• [Stated exercise] Find each line with the word "Pardubice" in it, then give the total alone.

• [Exercise inputs]
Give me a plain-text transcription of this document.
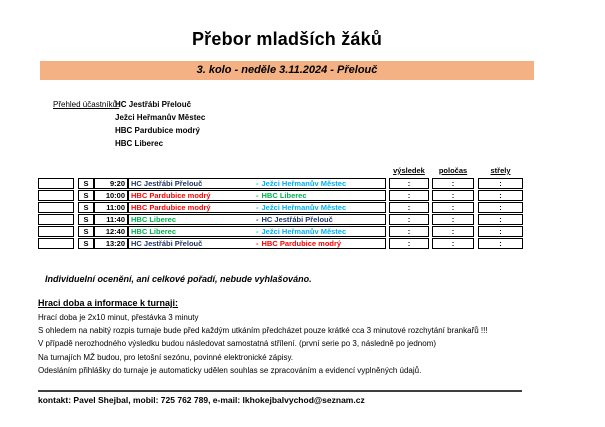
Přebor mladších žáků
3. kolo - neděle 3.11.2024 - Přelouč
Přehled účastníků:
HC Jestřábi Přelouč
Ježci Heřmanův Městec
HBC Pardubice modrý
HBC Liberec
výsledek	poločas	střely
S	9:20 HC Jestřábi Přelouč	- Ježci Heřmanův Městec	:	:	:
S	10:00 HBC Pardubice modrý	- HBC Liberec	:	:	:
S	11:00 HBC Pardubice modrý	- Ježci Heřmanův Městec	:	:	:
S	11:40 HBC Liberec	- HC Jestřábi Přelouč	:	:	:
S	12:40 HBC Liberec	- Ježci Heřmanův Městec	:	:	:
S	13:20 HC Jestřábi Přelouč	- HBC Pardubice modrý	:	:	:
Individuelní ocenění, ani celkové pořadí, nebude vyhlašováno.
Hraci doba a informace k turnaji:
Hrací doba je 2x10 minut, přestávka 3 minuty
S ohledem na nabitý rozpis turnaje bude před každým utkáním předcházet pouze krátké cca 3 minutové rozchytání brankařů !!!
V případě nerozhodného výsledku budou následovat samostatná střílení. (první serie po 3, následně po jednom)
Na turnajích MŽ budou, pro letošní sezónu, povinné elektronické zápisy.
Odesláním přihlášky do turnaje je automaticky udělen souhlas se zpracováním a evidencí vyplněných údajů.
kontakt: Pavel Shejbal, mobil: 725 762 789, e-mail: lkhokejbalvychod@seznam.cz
...
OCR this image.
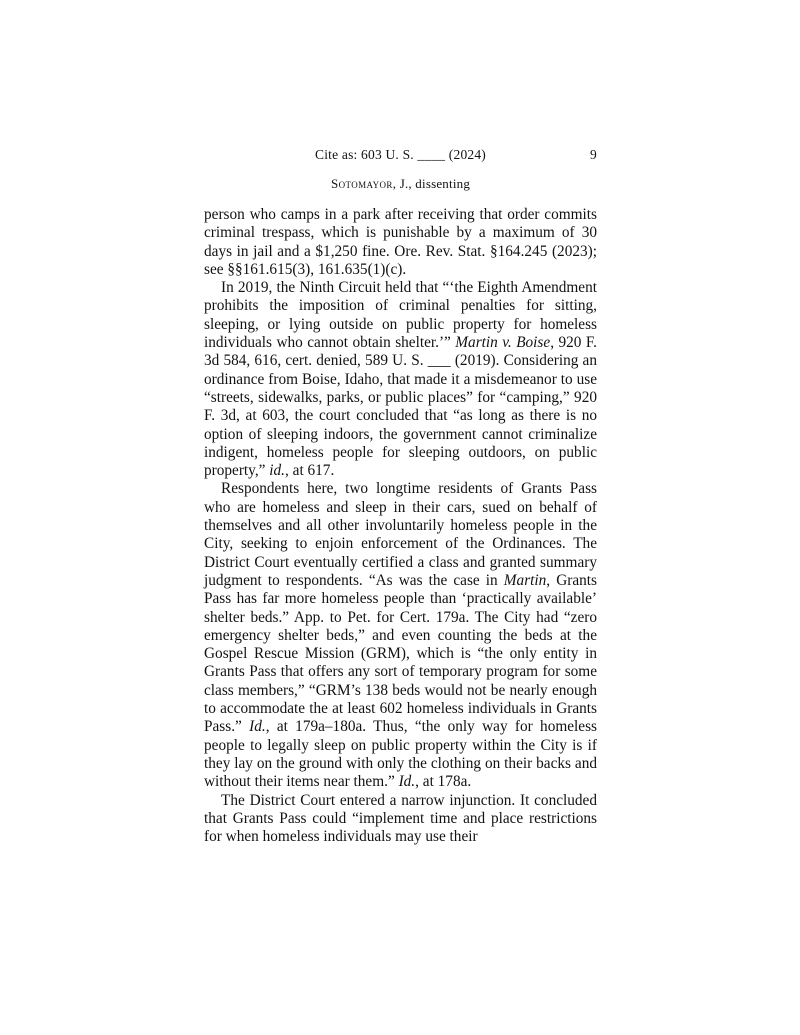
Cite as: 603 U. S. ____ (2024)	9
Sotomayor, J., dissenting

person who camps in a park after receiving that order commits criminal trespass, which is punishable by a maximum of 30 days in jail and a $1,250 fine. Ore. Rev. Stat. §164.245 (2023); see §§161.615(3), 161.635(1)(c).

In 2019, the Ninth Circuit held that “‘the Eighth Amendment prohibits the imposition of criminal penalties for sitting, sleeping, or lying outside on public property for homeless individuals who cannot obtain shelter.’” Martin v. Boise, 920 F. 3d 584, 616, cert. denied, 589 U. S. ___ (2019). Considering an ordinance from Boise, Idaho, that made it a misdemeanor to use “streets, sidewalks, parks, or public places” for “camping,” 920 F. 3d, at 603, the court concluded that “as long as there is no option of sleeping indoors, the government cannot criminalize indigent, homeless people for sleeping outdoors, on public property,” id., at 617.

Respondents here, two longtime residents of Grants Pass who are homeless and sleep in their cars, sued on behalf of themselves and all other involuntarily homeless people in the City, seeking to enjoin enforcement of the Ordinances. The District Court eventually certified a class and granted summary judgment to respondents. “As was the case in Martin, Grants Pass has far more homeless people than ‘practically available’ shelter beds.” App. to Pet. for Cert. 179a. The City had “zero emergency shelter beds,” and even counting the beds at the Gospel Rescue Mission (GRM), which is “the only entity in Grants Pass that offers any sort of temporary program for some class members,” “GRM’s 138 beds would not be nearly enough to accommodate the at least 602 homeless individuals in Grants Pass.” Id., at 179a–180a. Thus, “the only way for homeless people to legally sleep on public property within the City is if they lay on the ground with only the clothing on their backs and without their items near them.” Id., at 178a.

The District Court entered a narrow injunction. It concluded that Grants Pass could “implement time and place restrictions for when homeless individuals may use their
---
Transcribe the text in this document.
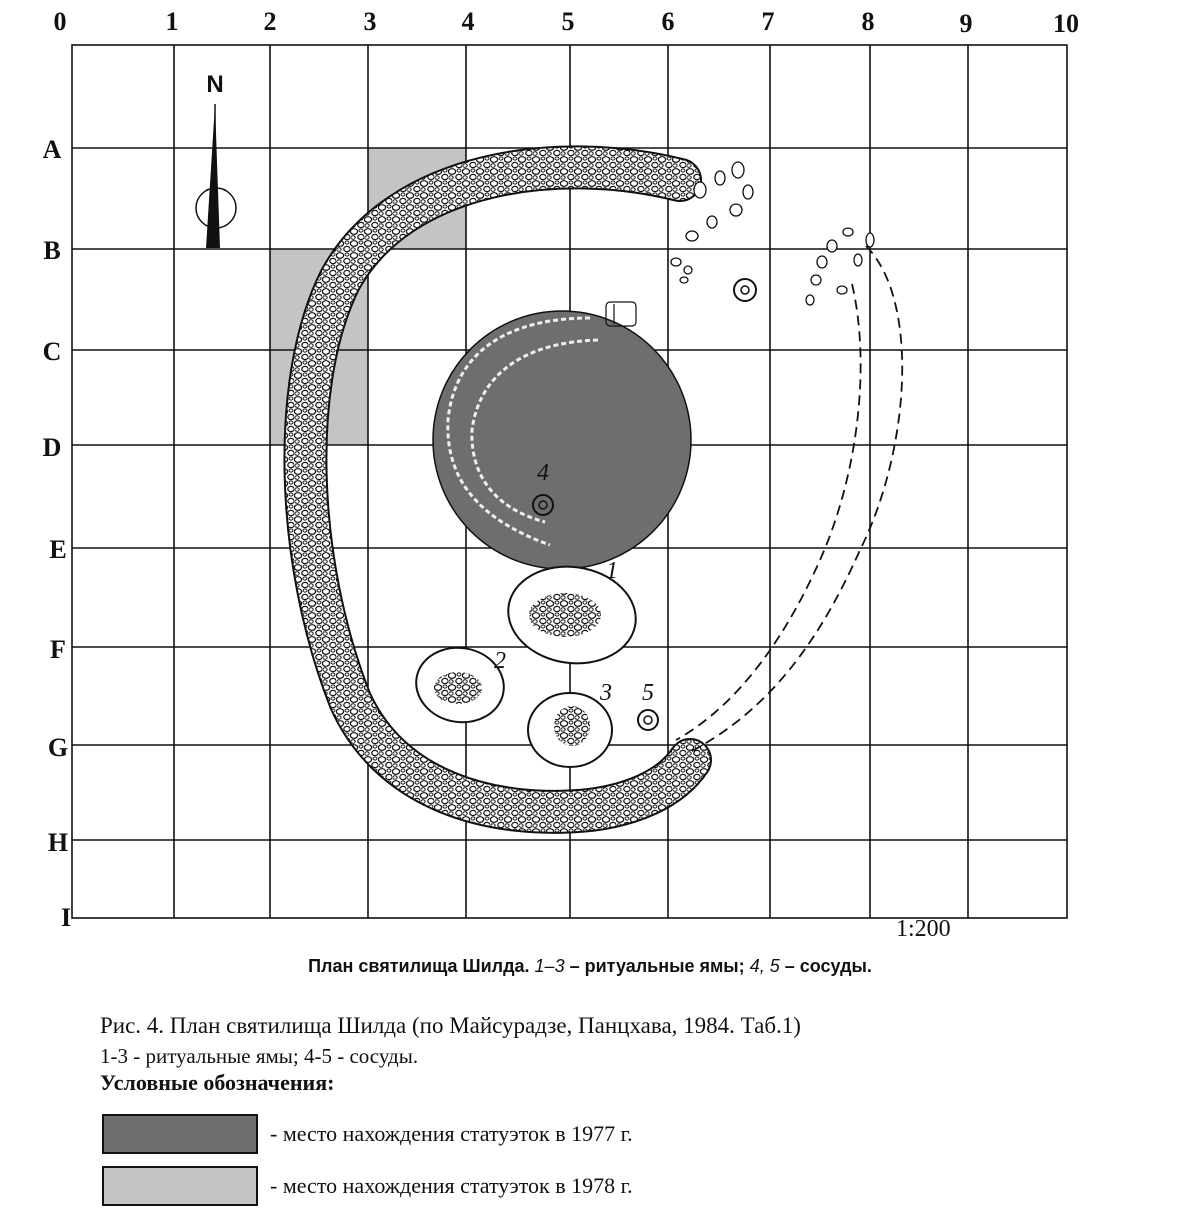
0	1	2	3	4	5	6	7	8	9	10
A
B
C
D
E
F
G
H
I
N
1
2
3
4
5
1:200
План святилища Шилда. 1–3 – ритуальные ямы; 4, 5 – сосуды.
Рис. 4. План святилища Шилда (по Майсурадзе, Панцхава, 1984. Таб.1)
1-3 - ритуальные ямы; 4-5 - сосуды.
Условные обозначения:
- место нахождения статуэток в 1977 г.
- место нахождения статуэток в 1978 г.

• [Result below] 4